Sears "Country Squire" Stake WagonI'll let the pictures do most of the talking, but a brief introduction is in order. In about 1965 or 1966, I asked my parents for a wagon - and I got one! Probably for Christmas, but it may have been a birthday gift.
But what I had envisioned and what I received were not the same thing! I had envisioned a wooden stake wagon, what I received was the more standard metal pan wagon. Basic lack of communication. Despite this, I put a lot of miles on the metal wagon, but it eventually rusted out after several years from filling with water from rain storms and the usual neglect from a young kid.
Like most kids of my generation, I'd spend hours daydreaming with the Sears "Wish Book" Christmas catalog. When I first saw the "Country Squire" stake wagon, it was my unrealized dream. Despite there being an un-written rule that "Santa never brings the same gift twice", I convinced my parents that I'd take care of the wooden stake wagon and keep it out of the weather. It was also $18.95 or $19.95, which was a LOT of money to a 10 year old of that era, and the most expensive gift I'd ever knowingly asked for. But in any event, I received it for my 10th birthday in 1970.
To say I obsessed over taking care of it would be an understatement. I had remembered the unfortunate fate of its predecessor, and knew the wood was far more delicate as far as water was concerned. To the best of my knowledge, it NEVER sat out in the rain or overnite - it was kept undercover somewhere always.
I also worked the wagon hard, it often hauled 90 pound sacks of Portland cement, tools, and Goddess knows what-all during my teen years. It also went on many a childhood expedition, over to the neighbor's house, etc. I had a little trailer I could tow behind it, the wheels of which came from the preceding pan wagon, between the two I could haul 8 standard grocery bags at once - 6 in the wagon, and 2 more in the trailer - from the car to the house, which was about a 100 foot trek. A lot easier to load the wagon once, instead of having to make multiple trips. We won't discuss the time I cut a corner too sharp and dumped the whole affair into the flower bed!
Another time my mother and I accompanied the next door neighbor to an orchard where we picked a large quantity of pears. When we got home, I was tasked to transport our share from the neighbor's house to ours. The trusty wagon was employed for this purpose. The regulation 6 grocery bags, loaded to the brim with pears went in the wagon.
-- -- --
Jobs
1. Return the passage of the Sears wagon reminiscence that begins at the words "To say I obsessed" and stops after the words "undercover somewhere always.".
2. Carry the Sears wagon reminiscence further, starting after its final sentence.

Extracted data
-- -- --
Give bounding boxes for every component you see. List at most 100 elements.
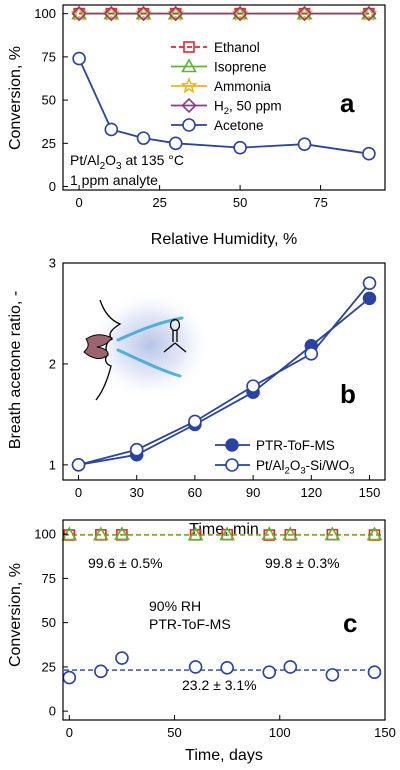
-- -- --
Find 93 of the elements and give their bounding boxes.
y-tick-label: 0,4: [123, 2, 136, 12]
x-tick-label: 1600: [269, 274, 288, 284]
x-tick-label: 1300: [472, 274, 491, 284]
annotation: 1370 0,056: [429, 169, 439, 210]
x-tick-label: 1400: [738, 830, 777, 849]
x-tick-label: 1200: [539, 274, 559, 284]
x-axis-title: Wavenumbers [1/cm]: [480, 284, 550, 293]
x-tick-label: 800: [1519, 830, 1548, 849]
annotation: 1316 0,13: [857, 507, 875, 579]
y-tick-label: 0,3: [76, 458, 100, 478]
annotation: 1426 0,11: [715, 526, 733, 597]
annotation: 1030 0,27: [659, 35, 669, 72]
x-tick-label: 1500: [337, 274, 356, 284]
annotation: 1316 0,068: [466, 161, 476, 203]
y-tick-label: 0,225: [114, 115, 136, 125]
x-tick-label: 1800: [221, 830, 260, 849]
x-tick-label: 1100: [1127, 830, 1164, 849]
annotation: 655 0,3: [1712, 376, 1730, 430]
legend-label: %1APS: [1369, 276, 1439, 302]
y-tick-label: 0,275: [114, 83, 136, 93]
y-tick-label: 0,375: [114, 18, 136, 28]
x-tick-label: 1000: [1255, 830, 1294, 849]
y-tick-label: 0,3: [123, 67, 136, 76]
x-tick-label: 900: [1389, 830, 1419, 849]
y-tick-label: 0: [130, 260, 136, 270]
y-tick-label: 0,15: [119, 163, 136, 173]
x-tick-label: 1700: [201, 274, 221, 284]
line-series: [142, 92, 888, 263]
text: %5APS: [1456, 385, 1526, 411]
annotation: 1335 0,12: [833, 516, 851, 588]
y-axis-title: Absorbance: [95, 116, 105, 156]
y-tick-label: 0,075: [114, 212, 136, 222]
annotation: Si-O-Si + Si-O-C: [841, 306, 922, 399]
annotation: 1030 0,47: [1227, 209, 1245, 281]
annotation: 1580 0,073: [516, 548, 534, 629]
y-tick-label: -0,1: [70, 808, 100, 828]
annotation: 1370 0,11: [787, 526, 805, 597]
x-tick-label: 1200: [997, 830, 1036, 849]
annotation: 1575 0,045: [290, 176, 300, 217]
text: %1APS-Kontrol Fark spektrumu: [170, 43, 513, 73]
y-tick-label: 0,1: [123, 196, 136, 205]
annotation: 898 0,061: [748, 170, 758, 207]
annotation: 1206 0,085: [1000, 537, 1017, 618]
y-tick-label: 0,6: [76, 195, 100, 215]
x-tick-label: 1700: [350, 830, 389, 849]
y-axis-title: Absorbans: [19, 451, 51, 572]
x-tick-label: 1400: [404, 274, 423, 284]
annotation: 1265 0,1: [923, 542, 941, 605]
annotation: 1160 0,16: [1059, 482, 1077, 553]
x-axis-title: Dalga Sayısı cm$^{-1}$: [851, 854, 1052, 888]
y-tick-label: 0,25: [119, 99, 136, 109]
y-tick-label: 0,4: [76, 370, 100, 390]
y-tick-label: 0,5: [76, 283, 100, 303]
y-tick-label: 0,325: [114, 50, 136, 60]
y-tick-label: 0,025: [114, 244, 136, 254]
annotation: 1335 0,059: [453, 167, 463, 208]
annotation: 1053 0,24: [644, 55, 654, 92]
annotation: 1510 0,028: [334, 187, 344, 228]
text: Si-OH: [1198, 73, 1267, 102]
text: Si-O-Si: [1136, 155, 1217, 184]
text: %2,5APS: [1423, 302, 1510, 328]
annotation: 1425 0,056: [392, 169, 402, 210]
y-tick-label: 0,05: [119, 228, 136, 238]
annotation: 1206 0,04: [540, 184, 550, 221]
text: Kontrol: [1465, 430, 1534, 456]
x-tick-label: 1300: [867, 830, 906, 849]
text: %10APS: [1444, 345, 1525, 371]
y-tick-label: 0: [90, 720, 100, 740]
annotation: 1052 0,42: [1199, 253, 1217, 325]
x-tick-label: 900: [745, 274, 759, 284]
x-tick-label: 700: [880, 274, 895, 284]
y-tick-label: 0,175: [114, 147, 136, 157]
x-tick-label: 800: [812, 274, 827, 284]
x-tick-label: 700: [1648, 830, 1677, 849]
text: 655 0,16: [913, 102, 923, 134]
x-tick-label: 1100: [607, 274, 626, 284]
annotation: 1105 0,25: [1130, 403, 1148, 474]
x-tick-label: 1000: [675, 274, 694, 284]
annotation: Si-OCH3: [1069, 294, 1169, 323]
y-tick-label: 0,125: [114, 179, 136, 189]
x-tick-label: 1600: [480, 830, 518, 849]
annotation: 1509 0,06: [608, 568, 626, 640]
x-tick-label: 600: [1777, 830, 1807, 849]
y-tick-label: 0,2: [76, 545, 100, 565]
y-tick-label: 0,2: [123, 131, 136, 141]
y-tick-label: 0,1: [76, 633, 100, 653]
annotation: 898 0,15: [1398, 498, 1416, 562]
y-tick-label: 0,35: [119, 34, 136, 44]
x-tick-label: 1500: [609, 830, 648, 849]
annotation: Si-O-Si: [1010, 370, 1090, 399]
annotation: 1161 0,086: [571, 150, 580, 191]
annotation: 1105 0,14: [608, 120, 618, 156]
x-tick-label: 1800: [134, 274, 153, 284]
-- -- --
Expected answers
1.
To say I obsessed over taking care of it would be an understatement. I had remembered the unfortunate fate of its predecessor, and knew the wood was far more delicate as far as water was concerned. To the best of my knowledge, it NEVER sat out in the rain or overnite - it was kept undercover somewhere always.

2.
Being as this was in the country, getting this home involved going down the neighbor's driveway, probably about 100 yards long, then down a dirt road a piece, then up our own - similarly long - driveway. All was well until I got to the steepest part of our driveway. Although it was paved (thank Goddess!), there was enough gravel that I couldn't get enough traction under my feet to push (I was smart enough to back the wagon up the hill)! So I chocked the wheels of the wagon and left it there, walked up to the house and got a broom and swept myself a clear path so I could accomplish the mission!
I rarely rode the wagon - you could remove its stake sides to do so, but about the only time I would was when I was bringing it home from the farm ½ mile away. I would remove the front 3 panels and stow them in the back so I could sit in the wagon and ride it down the hill from the farm. That was when disaster struck - the front wheels got caught in a rut of the dirt road and broke the axle out of the front end. My parents tried multiple times to purchase a replacement front end assembly from Sears, but they kept sending the wrong part, so my father figured out how to fix it using some electrical conduit hanging U-bolts. This mishap occurred fairly early in the wagon's history, and the repair held up just fine and there was never another problem with it.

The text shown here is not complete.